-- Teks Sumber --
Perkembangan yuridisnya sekarang memang muncul berbagai
regulasi mengenai persoalan ini undang-undang pornografi, undang-undang
informasi dan transaksi elektronik atau UU No 11 tahun 2008 akan tertutup
sampai saat ini masalah eksploitasi perempuan di media massa tersebut tetaplah
menjadi “komoditas” media dan publik. Tanpa disadari bahwa membuat hal tersebut
sebagai sesuatu yang menyimpang, baik dari segi etika dan aturan tentunya.
C.PEREMPUAN SEBAGAI OBYEK MEDIA MASSA
Wanita atau perempuan secara filsafat adalah makhluk humanis, namun tidak
berarti ia weakness atau lemah untuk melakukan sesuatu sulit, dalam berbagai
berbagai profesi saja perempuan sebagai yang nomor satu terlepas dari apapun
yang pro atau pun kontra terhadap kesetaraan perempuan atau gender, perempuan
dalam status sosial yang diatas tentu menjadi kuat dan profesional dalam
melaksanakan aktifitas. Persoalannya disini adalah ketika dilihat dari sisi
keadilan masyarakat tentu berbeda ketika kita melihat perempuan dalam tatanan
status sosial yang lain. Dalam hal ini yang muncul adalah perempuan menjadi
sosok yang kadang termarginalkan oleh hak-hak dan perlindungan atasnya.

-- Data yang Ditampilkan --
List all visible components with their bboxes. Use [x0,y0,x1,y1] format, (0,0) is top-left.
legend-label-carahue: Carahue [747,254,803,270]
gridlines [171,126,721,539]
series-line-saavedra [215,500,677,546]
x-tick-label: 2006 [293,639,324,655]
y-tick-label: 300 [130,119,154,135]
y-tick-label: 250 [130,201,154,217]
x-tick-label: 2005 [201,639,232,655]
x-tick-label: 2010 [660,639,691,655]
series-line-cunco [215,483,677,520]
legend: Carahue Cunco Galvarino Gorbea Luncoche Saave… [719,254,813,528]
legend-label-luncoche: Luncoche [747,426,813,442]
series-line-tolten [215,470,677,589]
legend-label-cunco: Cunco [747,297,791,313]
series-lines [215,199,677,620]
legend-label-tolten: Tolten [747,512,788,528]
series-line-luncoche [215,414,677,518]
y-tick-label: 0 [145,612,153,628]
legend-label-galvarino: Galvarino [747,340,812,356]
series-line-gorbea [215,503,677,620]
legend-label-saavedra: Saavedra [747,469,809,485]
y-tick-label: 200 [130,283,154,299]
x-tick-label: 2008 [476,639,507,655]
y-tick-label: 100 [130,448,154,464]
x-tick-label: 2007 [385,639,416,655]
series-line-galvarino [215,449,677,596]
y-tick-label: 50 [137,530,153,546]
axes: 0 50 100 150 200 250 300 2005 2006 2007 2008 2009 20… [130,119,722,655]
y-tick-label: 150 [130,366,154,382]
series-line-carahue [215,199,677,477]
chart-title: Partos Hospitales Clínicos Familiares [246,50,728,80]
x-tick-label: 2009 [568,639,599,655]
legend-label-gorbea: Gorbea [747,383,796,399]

-- Daftar Tugas --
1. Menurut teks sumber, undang-undang apa yang disebut dengan nomor UU No 11 tahun 2008?
2. Susun baris-baris data, mulai dari baris pertama data hingga baris yang memuat "x-tick-label: 2006 [293,639,324,655]" (termasuk baris itu), sebagai tabel Markdown dengan kolom Nomor dan Baris, tanpa menyertakan baris kosong.

-- Jawaban Soal --
1. Undang-undang informasi dan transaksi elektronik.

2.
| Nomor | Baris |
|---|---|
| 1 | List all visible components with their bboxes. Use [x0,y0,x1,y1] format, (0,0) is top-left. |
| 2 | legend-label-carahue: Carahue [747,254,803,270] |
| 3 | gridlines [171,126,721,539] |
| 4 | series-line-saavedra [215,500,677,546] |
| 5 | x-tick-label: 2006 [293,639,324,655] |